WHAT THE TASK ASKS
Pull out every line below that contains the word "Copy".

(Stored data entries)
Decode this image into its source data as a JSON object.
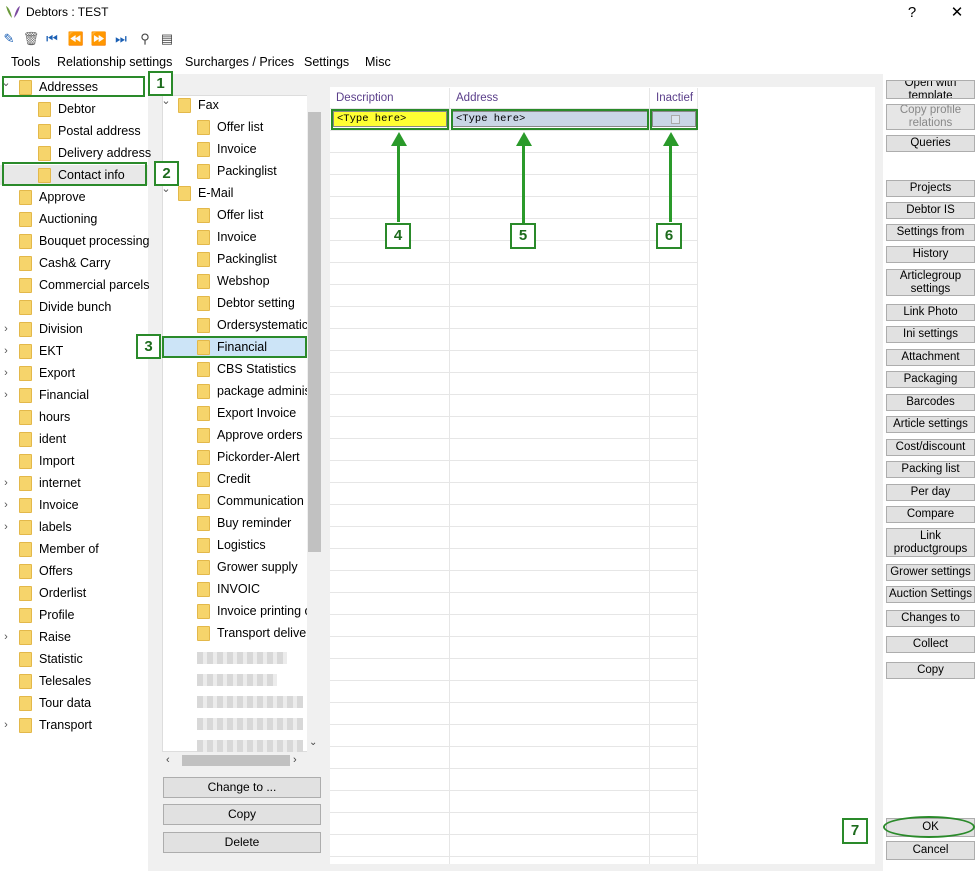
{
  "window": {
    "title": "Debtors : TEST",
    "help_label": "?",
    "close_label": "✕"
  },
  "toolbar": {
    "icons": [
      "edit-icon",
      "trash-icon",
      "first-icon",
      "prev-icon",
      "next-icon",
      "last-icon",
      "search-icon",
      "notes-icon"
    ]
  },
  "menu": [
    "Tools",
    "Relationship settings",
    "Surcharges / Prices",
    "Settings",
    "Misc"
  ],
  "left_tree": [
    {
      "label": "Addresses",
      "chev": "⌄",
      "indent": 0
    },
    {
      "label": "Debtor",
      "chev": "",
      "indent": 1
    },
    {
      "label": "Postal address",
      "chev": "",
      "indent": 1
    },
    {
      "label": "Delivery address",
      "chev": "",
      "indent": 1
    },
    {
      "label": "Contact info",
      "chev": "",
      "indent": 1
    },
    {
      "label": "Approve",
      "chev": "",
      "indent": 0
    },
    {
      "label": "Auctioning",
      "chev": "",
      "indent": 0
    },
    {
      "label": "Bouquet processing",
      "chev": "",
      "indent": 0
    },
    {
      "label": "Cash& Carry",
      "chev": "",
      "indent": 0
    },
    {
      "label": "Commercial parcels",
      "chev": "",
      "indent": 0
    },
    {
      "label": "Divide bunch",
      "chev": "",
      "indent": 0
    },
    {
      "label": "Division",
      "chev": "›",
      "indent": 0
    },
    {
      "label": "EKT",
      "chev": "›",
      "indent": 0
    },
    {
      "label": "Export",
      "chev": "›",
      "indent": 0
    },
    {
      "label": "Financial",
      "chev": "›",
      "indent": 0
    },
    {
      "label": "hours",
      "chev": "",
      "indent": 0
    },
    {
      "label": "ident",
      "chev": "",
      "indent": 0
    },
    {
      "label": "Import",
      "chev": "",
      "indent": 0
    },
    {
      "label": "internet",
      "chev": "›",
      "indent": 0
    },
    {
      "label": "Invoice",
      "chev": "›",
      "indent": 0
    },
    {
      "label": "labels",
      "chev": "›",
      "indent": 0
    },
    {
      "label": "Member of",
      "chev": "",
      "indent": 0
    },
    {
      "label": "Offers",
      "chev": "",
      "indent": 0
    },
    {
      "label": "Orderlist",
      "chev": "",
      "indent": 0
    },
    {
      "label": "Profile",
      "chev": "",
      "indent": 0
    },
    {
      "label": "Raise",
      "chev": "›",
      "indent": 0
    },
    {
      "label": "Statistic",
      "chev": "",
      "indent": 0
    },
    {
      "label": "Telesales",
      "chev": "",
      "indent": 0
    },
    {
      "label": "Tour data",
      "chev": "",
      "indent": 0
    },
    {
      "label": "Transport",
      "chev": "›",
      "indent": 0
    }
  ],
  "mid_tree": [
    {
      "label": "Fax",
      "chev": "⌄",
      "indent": 0
    },
    {
      "label": "Offer list",
      "chev": "",
      "indent": 1
    },
    {
      "label": "Invoice",
      "chev": "",
      "indent": 1
    },
    {
      "label": "Packinglist",
      "chev": "",
      "indent": 1
    },
    {
      "label": "E-Mail",
      "chev": "⌄",
      "indent": 0
    },
    {
      "label": "Offer list",
      "chev": "",
      "indent": 1
    },
    {
      "label": "Invoice",
      "chev": "",
      "indent": 1
    },
    {
      "label": "Packinglist",
      "chev": "",
      "indent": 1
    },
    {
      "label": "Webshop",
      "chev": "",
      "indent": 1
    },
    {
      "label": "Debtor setting",
      "chev": "",
      "indent": 1
    },
    {
      "label": "Ordersystematic",
      "chev": "",
      "indent": 1
    },
    {
      "label": "Financial",
      "chev": "",
      "indent": 1
    },
    {
      "label": "CBS Statistics",
      "chev": "",
      "indent": 1
    },
    {
      "label": "package adminis",
      "chev": "",
      "indent": 1
    },
    {
      "label": "Export Invoice",
      "chev": "",
      "indent": 1
    },
    {
      "label": "Approve orders",
      "chev": "",
      "indent": 1
    },
    {
      "label": "Pickorder-Alert",
      "chev": "",
      "indent": 1
    },
    {
      "label": "Credit",
      "chev": "",
      "indent": 1
    },
    {
      "label": "Communication",
      "chev": "",
      "indent": 1
    },
    {
      "label": "Buy reminder",
      "chev": "",
      "indent": 1
    },
    {
      "label": "Logistics",
      "chev": "",
      "indent": 1
    },
    {
      "label": "Grower supply",
      "chev": "",
      "indent": 1
    },
    {
      "label": "INVOIC",
      "chev": "",
      "indent": 1
    },
    {
      "label": "Invoice printing o",
      "chev": "",
      "indent": 1
    },
    {
      "label": "Transport deliver",
      "chev": "",
      "indent": 1
    }
  ],
  "mid_buttons": {
    "change": "Change to ...",
    "copy": "Copy",
    "delete": "Delete"
  },
  "grid": {
    "columns": [
      "Description",
      "Address",
      "Inactief"
    ],
    "row1": {
      "description": "<Type here>",
      "address": "<Type here>"
    }
  },
  "right_buttons": [
    "Open with template",
    "Copy profile relations",
    "Queries",
    "Projects",
    "Debtor IS",
    "Settings from",
    "History",
    "Articlegroup settings",
    "Link Photo",
    "Ini settings",
    "Attachment",
    "Packaging",
    "Barcodes",
    "Article settings",
    "Cost/discount",
    "Packing list",
    "Per day",
    "Compare",
    "Link productgroups",
    "Grower settings",
    "Auction Settings",
    "Changes to",
    "Collect",
    "Copy"
  ],
  "ok_label": "OK",
  "cancel_label": "Cancel",
  "markers": [
    "1",
    "2",
    "3",
    "4",
    "5",
    "6",
    "7"
  ],
  "colors": {
    "accent_green": "#2a8a2a",
    "highlight_yellow": "#ffff33",
    "selection_blue": "#cce4f7"
  }
}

FINISHED ANSWER
    "copy": "Copy",
    "Copy profile relations",
    "Copy"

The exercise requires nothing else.